◆ Task requirements: Transcribe each entry below exactly. Pictures do not go in the copy.

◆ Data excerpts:
──────────────────────────────
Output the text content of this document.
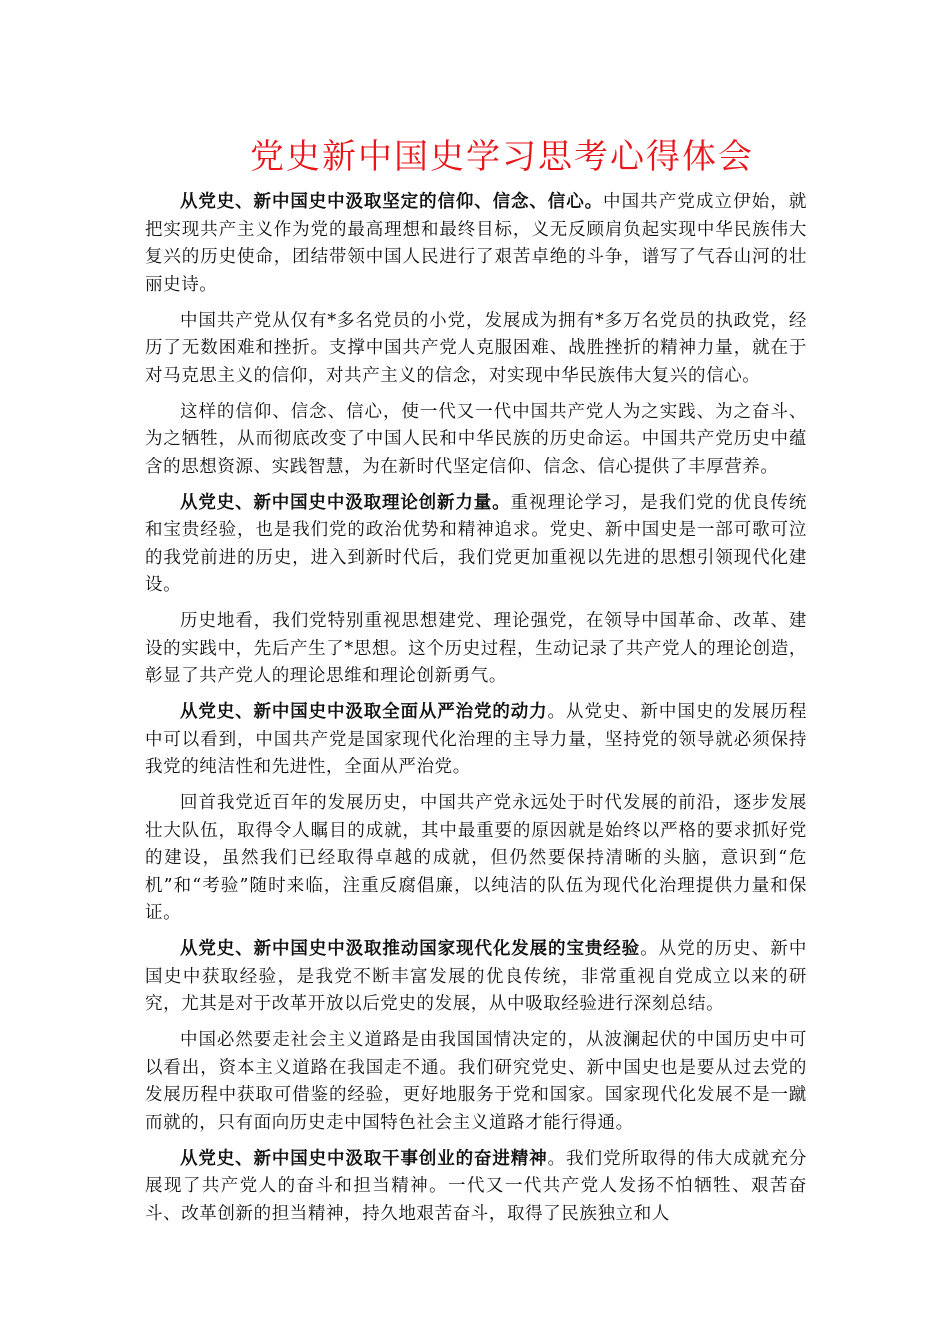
党史新中国史学习思考心得体会

从党史、新中国史中汲取坚定的信仰、信念、信心。中国共产党成立伊始，就把实现共产主义作为党的最高理想和最终目标，义无反顾肩负起实现中华民族伟大复兴的历史使命，团结带领中国人民进行了艰苦卓绝的斗争，谱写了气吞山河的壮丽史诗。

中国共产党从仅有*多名党员的小党，发展成为拥有*多万名党员的执政党，经历了无数困难和挫折。支撑中国共产党人克服困难、战胜挫折的精神力量，就在于对马克思主义的信仰，对共产主义的信念，对实现中华民族伟大复兴的信心。

这样的信仰、信念、信心，使一代又一代中国共产党人为之实践、为之奋斗、为之牺牲，从而彻底改变了中国人民和中华民族的历史命运。中国共产党历史中蕴含的思想资源、实践智慧，为在新时代坚定信仰、信念、信心提供了丰厚营养。

从党史、新中国史中汲取理论创新力量。重视理论学习，是我们党的优良传统和宝贵经验，也是我们党的政治优势和精神追求。党史、新中国史是一部可歌可泣的我党前进的历史，进入到新时代后，我们党更加重视以先进的思想引领现代化建设。

历史地看，我们党特别重视思想建党、理论强党，在领导中国革命、改革、建设的实践中，先后产生了*思想。这个历史过程，生动记录了共产党人的理论创造，彰显了共产党人的理论思维和理论创新勇气。

从党史、新中国史中汲取全面从严治党的动力。从党史、新中国史的发展历程中可以看到，中国共产党是国家现代化治理的主导力量，坚持党的领导就必须保持我党的纯洁性和先进性，全面从严治党。

回首我党近百年的发展历史，中国共产党永远处于时代发展的前沿，逐步发展壮大队伍，取得令人瞩目的成就，其中最重要的原因就是始终以严格的要求抓好党的建设，虽然我们已经取得卓越的成就，但仍然要保持清晰的头脑，意识到“危机”和“考验”随时来临，注重反腐倡廉，以纯洁的队伍为现代化治理提供力量和保证。

从党史、新中国史中汲取推动国家现代化发展的宝贵经验。从党的历史、新中国史中获取经验，是我党不断丰富发展的优良传统，非常重视自党成立以来的研究，尤其是对于改革开放以后党史的发展，从中吸取经验进行深刻总结。

中国必然要走社会主义道路是由我国国情决定的，从波澜起伏的中国历史中可以看出，资本主义道路在我国走不通。我们研究党史、新中国史也是要从过去党的发展历程中获取可借鉴的经验，更好地服务于党和国家。国家现代化发展不是一蹴而就的，只有面向历史走中国特色社会主义道路才能行得通。

从党史、新中国史中汲取干事创业的奋进精神。我们党所取得的伟大成就充分展现了共产党人的奋斗和担当精神。一代又一代共产党人发扬不怕牺牲、艰苦奋斗、改革创新的担当精神，持久地艰苦奋斗，取得了民族独立和人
──────────────────────────────
◆ Result of the task:
Output the text content of this document.
党史新中国史学习思考心得体会

从党史、新中国史中汲取坚定的信仰、信念、信心。中国共产党成立伊始，就把实现共产主义作为党的最高理想和最终目标，义无反顾肩负起实现中华民族伟大复兴的历史使命，团结带领中国人民进行了艰苦卓绝的斗争，谱写了气吞山河的壮丽史诗。

中国共产党从仅有*多名党员的小党，发展成为拥有*多万名党员的执政党，经历了无数困难和挫折。支撑中国共产党人克服困难、战胜挫折的精神力量，就在于对马克思主义的信仰，对共产主义的信念，对实现中华民族伟大复兴的信心。

这样的信仰、信念、信心，使一代又一代中国共产党人为之实践、为之奋斗、为之牺牲，从而彻底改变了中国人民和中华民族的历史命运。中国共产党历史中蕴含的思想资源、实践智慧，为在新时代坚定信仰、信念、信心提供了丰厚营养。

从党史、新中国史中汲取理论创新力量。重视理论学习，是我们党的优良传统和宝贵经验，也是我们党的政治优势和精神追求。党史、新中国史是一部可歌可泣的我党前进的历史，进入到新时代后，我们党更加重视以先进的思想引领现代化建设。

历史地看，我们党特别重视思想建党、理论强党，在领导中国革命、改革、建设的实践中，先后产生了*思想。这个历史过程，生动记录了共产党人的理论创造，彰显了共产党人的理论思维和理论创新勇气。

从党史、新中国史中汲取全面从严治党的动力。从党史、新中国史的发展历程中可以看到，中国共产党是国家现代化治理的主导力量，坚持党的领导就必须保持我党的纯洁性和先进性，全面从严治党。

回首我党近百年的发展历史，中国共产党永远处于时代发展的前沿，逐步发展壮大队伍，取得令人瞩目的成就，其中最重要的原因就是始终以严格的要求抓好党的建设，虽然我们已经取得卓越的成就，但仍然要保持清晰的头脑，意识到“危机”和“考验”随时来临，注重反腐倡廉，以纯洁的队伍为现代化治理提供力量和保证。

从党史、新中国史中汲取推动国家现代化发展的宝贵经验。从党的历史、新中国史中获取经验，是我党不断丰富发展的优良传统，非常重视自党成立以来的研究，尤其是对于改革开放以后党史的发展，从中吸取经验进行深刻总结。

中国必然要走社会主义道路是由我国国情决定的，从波澜起伏的中国历史中可以看出，资本主义道路在我国走不通。我们研究党史、新中国史也是要从过去党的发展历程中获取可借鉴的经验，更好地服务于党和国家。国家现代化发展不是一蹴而就的，只有面向历史走中国特色社会主义道路才能行得通。

从党史、新中国史中汲取干事创业的奋进精神。我们党所取得的伟大成就充分展现了共产党人的奋斗和担当精神。一代又一代共产党人发扬不怕牺牲、艰苦奋斗、改革创新的担当精神，持久地艰苦奋斗，取得了民族独立和人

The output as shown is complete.